* _TEXT UNDER STUDY_
Richmond served as national co-chairman of the Biden-Harris campaign and currently is a co-chair of the Biden-Harris transition team.

REP CEDRIC RICHMOND TO SERVE IN BIDEN ADMINISTRATION, RESIGN FROM CONGRESS

"The future has a habit of arriving unannounced, and I am here to announce the hardest decision of my life,” Richmond said in a statement. “Before Jan. 20, I will resign my seat in the United States Congress and take a position in the Biden-Harris administration.”

But Richmond has faced controversy in the past, some of which emerged in his 2010 bid for office. The New York Times reported at the time that it had emerged that Richmond had been in a fight in a pool hall in 2007 -- Richmond claimed he was reacting to a “belligerent drunk” who was taunting him with racial epithets.

Politico also reported that he had his law license temporarily suspended in 2008 for listing a false address when he ran for city council in 2005 -- which got him removed from the ballot for that contest. 

More recently, he got into hot water in 2017 when he made a joke about White House adviser Kellyanne Conway over a picture showing her kneeling on a couch in the Oval Office during a gathering.

“But I really just want to know what was going on there, because, I won't tell anybody,” Richmond said at the Washington Press Club Foundation's congressional dinner. “And you can just explain to me that — that circumstance, because she really looked kind of familiar there in that position there. But don't answer. And I don't want you to refer back to the '90s.”

* _EXTRACTED INFORMATION_

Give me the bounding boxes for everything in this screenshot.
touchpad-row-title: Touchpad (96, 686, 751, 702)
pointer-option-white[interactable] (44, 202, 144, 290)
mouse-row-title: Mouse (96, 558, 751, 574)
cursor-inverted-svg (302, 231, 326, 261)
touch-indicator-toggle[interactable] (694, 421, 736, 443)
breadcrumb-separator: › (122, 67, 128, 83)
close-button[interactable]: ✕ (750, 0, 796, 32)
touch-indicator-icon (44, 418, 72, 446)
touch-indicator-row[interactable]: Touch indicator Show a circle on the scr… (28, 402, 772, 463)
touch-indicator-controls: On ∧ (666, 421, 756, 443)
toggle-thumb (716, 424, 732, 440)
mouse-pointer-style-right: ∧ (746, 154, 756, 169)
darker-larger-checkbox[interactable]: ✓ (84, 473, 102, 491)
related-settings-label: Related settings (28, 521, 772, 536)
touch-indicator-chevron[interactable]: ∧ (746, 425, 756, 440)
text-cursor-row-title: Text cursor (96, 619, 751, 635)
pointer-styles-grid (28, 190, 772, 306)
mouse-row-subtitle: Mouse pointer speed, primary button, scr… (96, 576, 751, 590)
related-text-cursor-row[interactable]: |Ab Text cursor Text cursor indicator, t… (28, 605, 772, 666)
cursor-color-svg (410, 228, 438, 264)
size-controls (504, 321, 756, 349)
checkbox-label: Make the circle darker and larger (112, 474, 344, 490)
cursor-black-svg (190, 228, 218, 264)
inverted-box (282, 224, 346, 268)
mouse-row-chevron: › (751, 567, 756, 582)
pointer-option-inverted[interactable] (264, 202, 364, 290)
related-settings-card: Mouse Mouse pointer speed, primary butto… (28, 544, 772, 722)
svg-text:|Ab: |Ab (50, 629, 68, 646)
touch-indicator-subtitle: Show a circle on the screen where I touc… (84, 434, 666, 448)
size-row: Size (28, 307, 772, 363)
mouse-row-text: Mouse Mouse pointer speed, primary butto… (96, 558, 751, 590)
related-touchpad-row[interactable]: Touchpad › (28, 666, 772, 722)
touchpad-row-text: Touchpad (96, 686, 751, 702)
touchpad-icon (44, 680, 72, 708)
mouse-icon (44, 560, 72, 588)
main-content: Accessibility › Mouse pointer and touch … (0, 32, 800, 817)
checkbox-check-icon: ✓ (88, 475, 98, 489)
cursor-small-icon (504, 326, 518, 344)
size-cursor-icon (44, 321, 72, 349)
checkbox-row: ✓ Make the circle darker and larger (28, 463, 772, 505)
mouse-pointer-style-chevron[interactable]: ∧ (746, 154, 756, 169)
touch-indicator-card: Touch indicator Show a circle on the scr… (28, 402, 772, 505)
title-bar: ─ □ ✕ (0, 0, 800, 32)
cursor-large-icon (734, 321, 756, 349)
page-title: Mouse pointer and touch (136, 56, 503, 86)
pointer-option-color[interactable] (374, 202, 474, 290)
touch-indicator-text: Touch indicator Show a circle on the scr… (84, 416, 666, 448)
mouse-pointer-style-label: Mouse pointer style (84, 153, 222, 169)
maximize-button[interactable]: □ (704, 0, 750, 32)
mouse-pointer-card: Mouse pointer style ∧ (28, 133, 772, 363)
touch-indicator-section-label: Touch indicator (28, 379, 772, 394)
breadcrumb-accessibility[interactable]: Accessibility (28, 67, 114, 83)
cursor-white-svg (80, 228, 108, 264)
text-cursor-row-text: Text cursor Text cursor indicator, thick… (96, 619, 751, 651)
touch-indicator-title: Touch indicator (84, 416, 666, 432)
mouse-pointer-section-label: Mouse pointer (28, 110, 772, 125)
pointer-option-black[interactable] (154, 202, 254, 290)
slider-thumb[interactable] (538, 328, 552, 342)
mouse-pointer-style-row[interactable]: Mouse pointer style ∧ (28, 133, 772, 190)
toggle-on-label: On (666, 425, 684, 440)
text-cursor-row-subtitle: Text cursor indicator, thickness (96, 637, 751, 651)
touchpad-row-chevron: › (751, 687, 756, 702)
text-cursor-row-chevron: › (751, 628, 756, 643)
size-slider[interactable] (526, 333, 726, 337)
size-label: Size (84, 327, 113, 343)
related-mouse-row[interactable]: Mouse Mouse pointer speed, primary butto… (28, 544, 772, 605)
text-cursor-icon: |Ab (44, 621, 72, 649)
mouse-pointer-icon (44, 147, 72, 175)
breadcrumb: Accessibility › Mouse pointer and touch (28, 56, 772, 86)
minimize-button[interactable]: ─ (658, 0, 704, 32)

* _PROBLEMS TO WORK ON_
1. Please return the passage of the Richmond article starting with "Richmond served as national" and going on through "with racial epithets.", copied word for word.
2. Summarize the Richmond article in two sentences.

* _ANSWER SECTION_
1.
Richmond served as national co-chairman of the Biden-Harris campaign and currently is a co-chair of the Biden-Harris transition team.

REP CEDRIC RICHMOND TO SERVE IN BIDEN ADMINISTRATION, RESIGN FROM CONGRESS

"The future has a habit of arriving unannounced, and I am here to announce the hardest decision of my life,” Richmond said in a statement. “Before Jan. 20, I will resign my seat in the United States Congress and take a position in the Biden-Harris administration.”

But Richmond has faced controversy in the past, some of which emerged in his 2010 bid for office. The New York Times reported at the time that it had emerged that Richmond had been in a fight in a pool hall in 2007 -- Richmond claimed he was reacting to a “belligerent drunk” who was taunting him with racial epithets.

2. Richmond, a national co-chairman of the Biden-Harris campaign and a co-chair of its transition team, announced that he will resign his seat in Congress before Jan. 20 to take a position in the Biden-Harris administration. He has faced controversy in the past, including a 2007 pool hall fight, a temporary suspension of his law license in 2008 for listing a false address in a 2005 city council run, and a 2017 joke about Kellyanne Conway.